▸ WHAT THE TASK REQUIRES
Give every line of the listing below as a JSON list of strings, with one string per line and blank lines left out. Leave the pictures out.

Bounding box annotations
----

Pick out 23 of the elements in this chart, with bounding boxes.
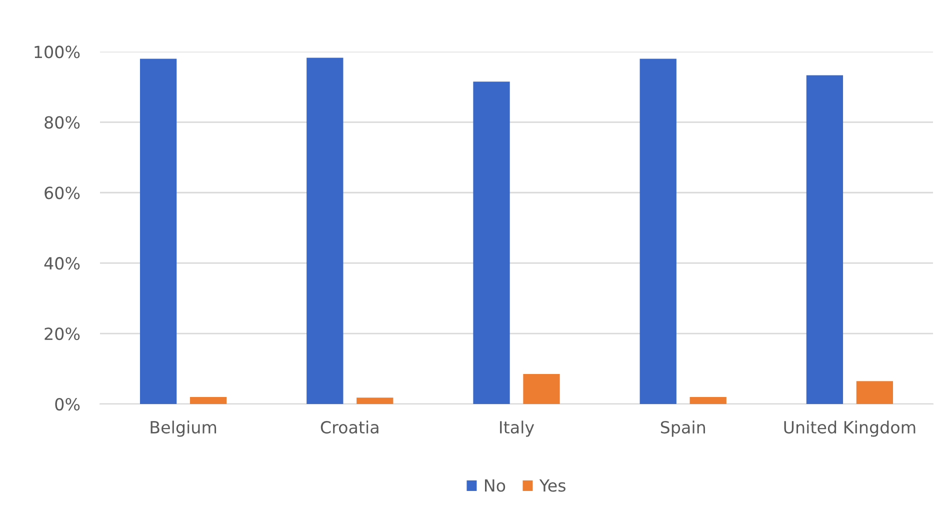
legend-label: No [485, 479, 506, 492]
y-tick-label: 20% [44, 328, 80, 340]
bar [806, 75, 844, 404]
y-tick-label: 0% [55, 398, 80, 411]
x-tick-label: Italy [500, 420, 534, 437]
x-tick-label: Spain [660, 420, 705, 437]
bar [140, 58, 177, 404]
y-tick-label: 80% [44, 116, 80, 129]
x-tick-label: Belgium [150, 420, 216, 437]
bar [640, 58, 676, 404]
x-tick-label: United Kingdom [784, 420, 916, 437]
bar [473, 82, 510, 404]
bar [306, 58, 344, 404]
y-tick-label: 60% [44, 186, 80, 200]
x-tick-label: Croatia [320, 420, 378, 434]
bar [523, 374, 560, 404]
legend-label: Yes [539, 479, 566, 492]
bar [856, 381, 894, 404]
bar [356, 398, 394, 404]
y-tick-label: 100% [34, 46, 80, 58]
bar [190, 396, 227, 404]
bar [690, 396, 726, 404]
y-tick-label: 40% [44, 257, 80, 270]
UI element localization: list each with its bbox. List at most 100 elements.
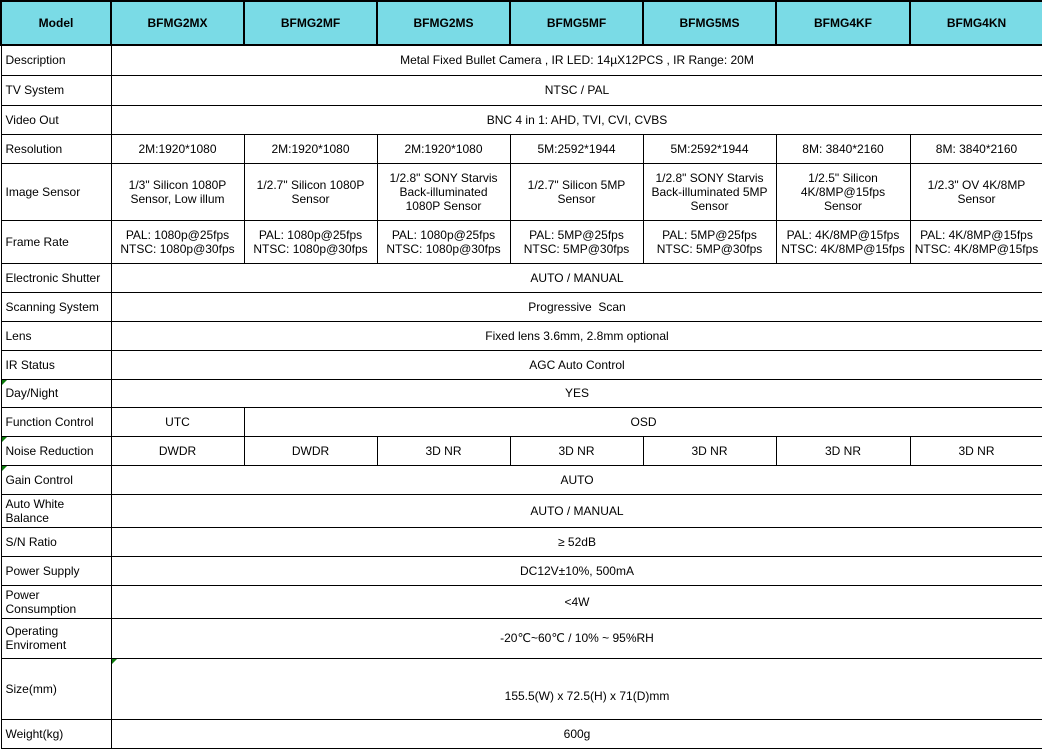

----

▸ WORKED SOLUTION
[
  "Pick out 23 of the elements in this chart, with bounding boxes.",
  "legend-label: No [485, 479, 506, 492]",
  "y-tick-label: 20% [44, 328, 80, 340]",
  "bar [806, 75, 844, 404]",
  "y-tick-label: 0% [55, 398, 80, 411]",
  "x-tick-label: Italy [500, 420, 534, 437]",
  "x-tick-label: Spain [660, 420, 705, 437]",
  "bar [140, 58, 177, 404]",
  "y-tick-label: 80% [44, 116, 80, 129]",
  "x-tick-label: Belgium [150, 420, 216, 437]",
  "bar [640, 58, 676, 404]",
  "x-tick-label: United Kingdom [784, 420, 916, 437]",
  "bar [473, 82, 510, 404]",
  "bar [306, 58, 344, 404]",
  "y-tick-label: 60% [44, 186, 80, 200]",
  "x-tick-label: Croatia [320, 420, 378, 434]",
  "bar [523, 374, 560, 404]",
  "legend-label: Yes [539, 479, 566, 492]",
  "bar [856, 381, 894, 404]",
  "bar [356, 398, 394, 404]",
  "y-tick-label: 100% [34, 46, 80, 58]",
  "bar [190, 396, 227, 404]",
  "bar [690, 396, 726, 404]",
  "y-tick-label: 40% [44, 257, 80, 270]",
  "UI element localization: list each with its bbox. List at most 100 elements."
]